§ **DO THIS**
Your task is to repeat the entries underneath exactly, minus the pictures.

§ **DATASET RECORDS**
* Begin *

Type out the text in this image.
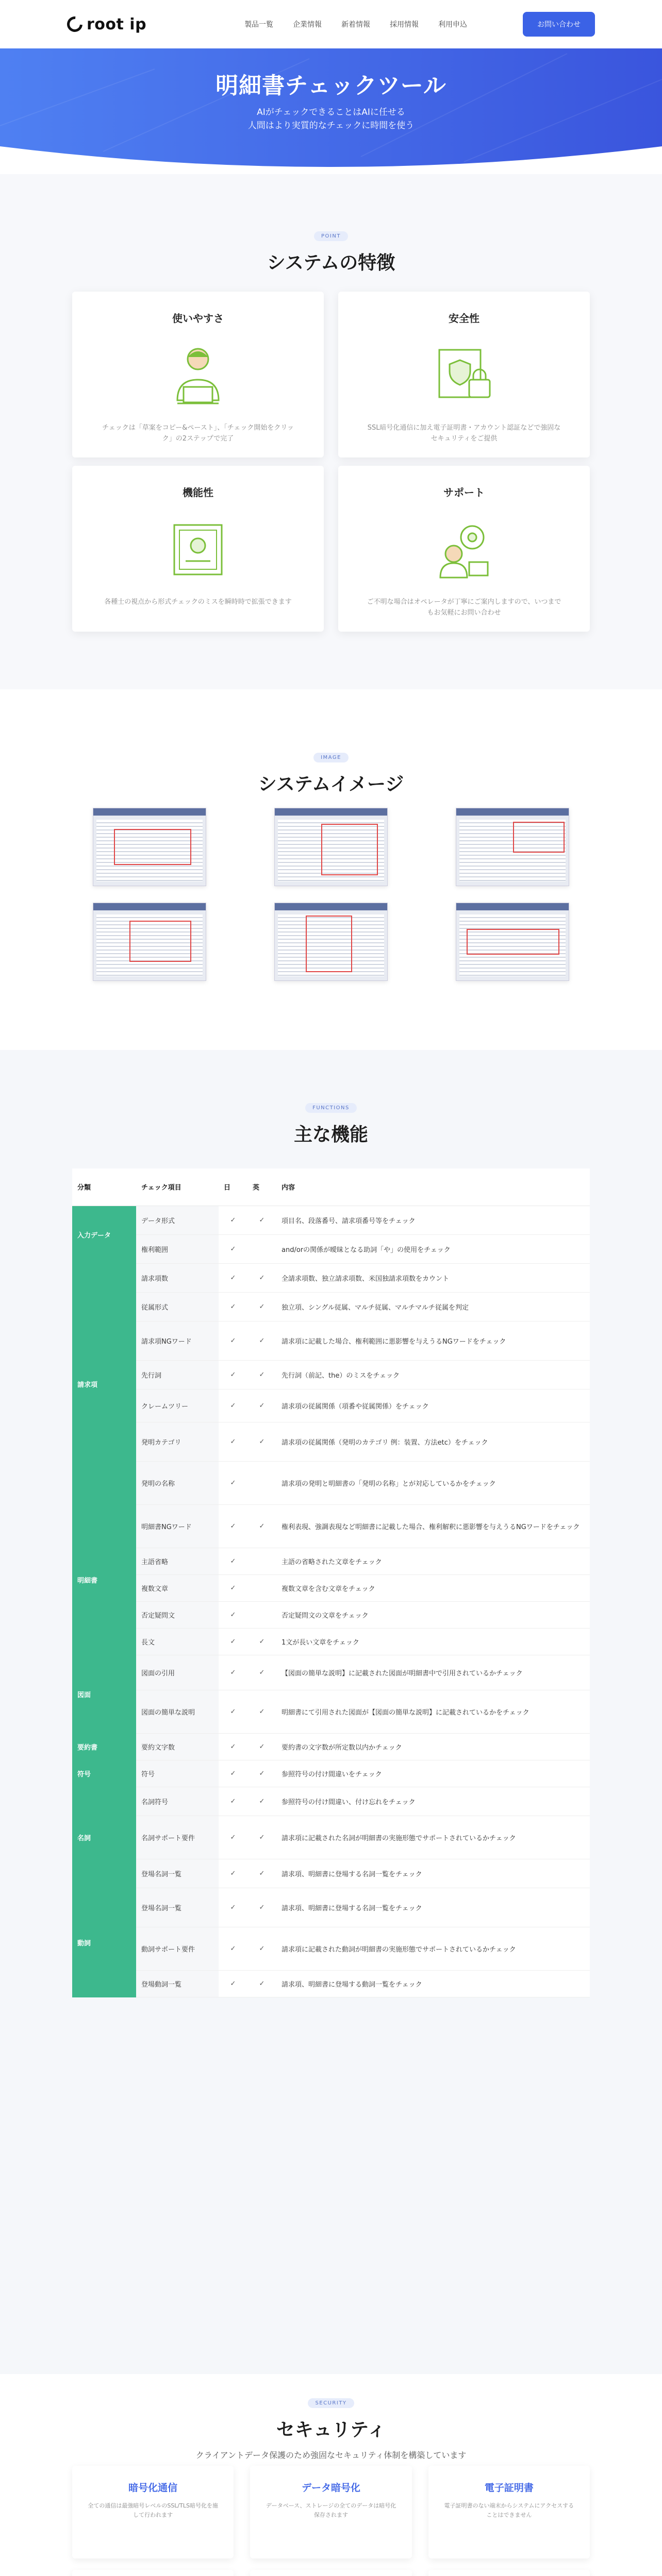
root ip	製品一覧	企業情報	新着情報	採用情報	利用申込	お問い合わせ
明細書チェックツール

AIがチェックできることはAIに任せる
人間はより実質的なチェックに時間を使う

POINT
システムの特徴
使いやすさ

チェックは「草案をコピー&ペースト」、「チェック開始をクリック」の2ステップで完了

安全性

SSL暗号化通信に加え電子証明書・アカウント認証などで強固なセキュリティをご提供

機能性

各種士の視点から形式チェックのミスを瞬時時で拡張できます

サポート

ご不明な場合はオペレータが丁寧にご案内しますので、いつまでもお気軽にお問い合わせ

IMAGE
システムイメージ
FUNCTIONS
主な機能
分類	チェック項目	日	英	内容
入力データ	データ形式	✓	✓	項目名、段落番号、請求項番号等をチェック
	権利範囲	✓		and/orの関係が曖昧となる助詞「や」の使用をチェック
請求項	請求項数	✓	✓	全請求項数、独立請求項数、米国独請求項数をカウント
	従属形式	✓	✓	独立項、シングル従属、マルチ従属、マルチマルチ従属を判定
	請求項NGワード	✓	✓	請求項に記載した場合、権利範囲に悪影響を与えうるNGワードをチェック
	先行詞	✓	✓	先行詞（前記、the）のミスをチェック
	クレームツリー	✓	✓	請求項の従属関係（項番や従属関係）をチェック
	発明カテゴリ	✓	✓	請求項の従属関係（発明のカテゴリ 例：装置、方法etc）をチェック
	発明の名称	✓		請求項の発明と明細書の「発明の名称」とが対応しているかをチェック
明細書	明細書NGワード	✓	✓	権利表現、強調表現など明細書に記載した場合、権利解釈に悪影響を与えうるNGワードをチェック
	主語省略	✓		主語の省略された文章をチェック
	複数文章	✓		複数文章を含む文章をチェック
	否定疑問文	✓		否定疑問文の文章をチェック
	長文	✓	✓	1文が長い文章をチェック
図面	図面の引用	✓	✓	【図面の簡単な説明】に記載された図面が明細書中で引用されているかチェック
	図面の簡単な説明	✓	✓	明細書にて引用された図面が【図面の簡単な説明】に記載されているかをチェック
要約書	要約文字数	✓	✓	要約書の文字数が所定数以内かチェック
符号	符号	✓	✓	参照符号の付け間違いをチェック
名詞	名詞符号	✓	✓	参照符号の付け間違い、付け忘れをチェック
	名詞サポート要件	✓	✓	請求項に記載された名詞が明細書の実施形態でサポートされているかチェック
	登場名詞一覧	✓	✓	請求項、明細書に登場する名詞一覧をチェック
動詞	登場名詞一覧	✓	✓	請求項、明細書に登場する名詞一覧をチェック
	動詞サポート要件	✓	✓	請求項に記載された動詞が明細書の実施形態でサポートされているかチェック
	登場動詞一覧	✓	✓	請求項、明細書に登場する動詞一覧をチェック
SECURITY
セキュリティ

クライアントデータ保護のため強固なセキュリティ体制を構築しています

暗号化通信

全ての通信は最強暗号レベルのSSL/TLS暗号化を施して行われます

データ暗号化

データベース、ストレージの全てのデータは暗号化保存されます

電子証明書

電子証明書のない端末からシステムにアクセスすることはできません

* End *

§ **CORRECT RESULT**
Type out the text in this image.
root ip	製品一覧	企業情報	新着情報	採用情報	利用申込	お問い合わせ
明細書チェックツール

AIがチェックできることはAIに任せる
人間はより実質的なチェックに時間を使う

POINT
システムの特徴
使いやすさ

チェックは「草案をコピー&ペースト」、「チェック開始をクリック」の2ステップで完了

安全性

SSL暗号化通信に加え電子証明書・アカウント認証などで強固なセキュリティをご提供

機能性

各種士の視点から形式チェックのミスを瞬時時で拡張できます

サポート

ご不明な場合はオペレータが丁寧にご案内しますので、いつまでもお気軽にお問い合わせ

IMAGE
システムイメージ
FUNCTIONS
主な機能
分類	チェック項目	日	英	内容
入力データ	データ形式	✓	✓	項目名、段落番号、請求項番号等をチェック
	権利範囲	✓		and/orの関係が曖昧となる助詞「や」の使用をチェック
請求項	請求項数	✓	✓	全請求項数、独立請求項数、米国独請求項数をカウント
	従属形式	✓	✓	独立項、シングル従属、マルチ従属、マルチマルチ従属を判定
	請求項NGワード	✓	✓	請求項に記載した場合、権利範囲に悪影響を与えうるNGワードをチェック
	先行詞	✓	✓	先行詞（前記、the）のミスをチェック
	クレームツリー	✓	✓	請求項の従属関係（項番や従属関係）をチェック
	発明カテゴリ	✓	✓	請求項の従属関係（発明のカテゴリ 例：装置、方法etc）をチェック
	発明の名称	✓		請求項の発明と明細書の「発明の名称」とが対応しているかをチェック
明細書	明細書NGワード	✓	✓	権利表現、強調表現など明細書に記載した場合、権利解釈に悪影響を与えうるNGワードをチェック
	主語省略	✓		主語の省略された文章をチェック
	複数文章	✓		複数文章を含む文章をチェック
	否定疑問文	✓		否定疑問文の文章をチェック
	長文	✓	✓	1文が長い文章をチェック
図面	図面の引用	✓	✓	【図面の簡単な説明】に記載された図面が明細書中で引用されているかチェック
	図面の簡単な説明	✓	✓	明細書にて引用された図面が【図面の簡単な説明】に記載されているかをチェック
要約書	要約文字数	✓	✓	要約書の文字数が所定数以内かチェック
符号	符号	✓	✓	参照符号の付け間違いをチェック
名詞	名詞符号	✓	✓	参照符号の付け間違い、付け忘れをチェック
	名詞サポート要件	✓	✓	請求項に記載された名詞が明細書の実施形態でサポートされているかチェック
	登場名詞一覧	✓	✓	請求項、明細書に登場する名詞一覧をチェック
動詞	登場名詞一覧	✓	✓	請求項、明細書に登場する名詞一覧をチェック
	動詞サポート要件	✓	✓	請求項に記載された動詞が明細書の実施形態でサポートされているかチェック
	登場動詞一覧	✓	✓	請求項、明細書に登場する動詞一覧をチェック
SECURITY
セキュリティ

クライアントデータ保護のため強固なセキュリティ体制を構築しています

暗号化通信

全ての通信は最強暗号レベルのSSL/TLS暗号化を施して行われます

データ暗号化

データベース、ストレージの全てのデータは暗号化保存されます

電子証明書

電子証明書のない端末からシステムにアクセスすることはできません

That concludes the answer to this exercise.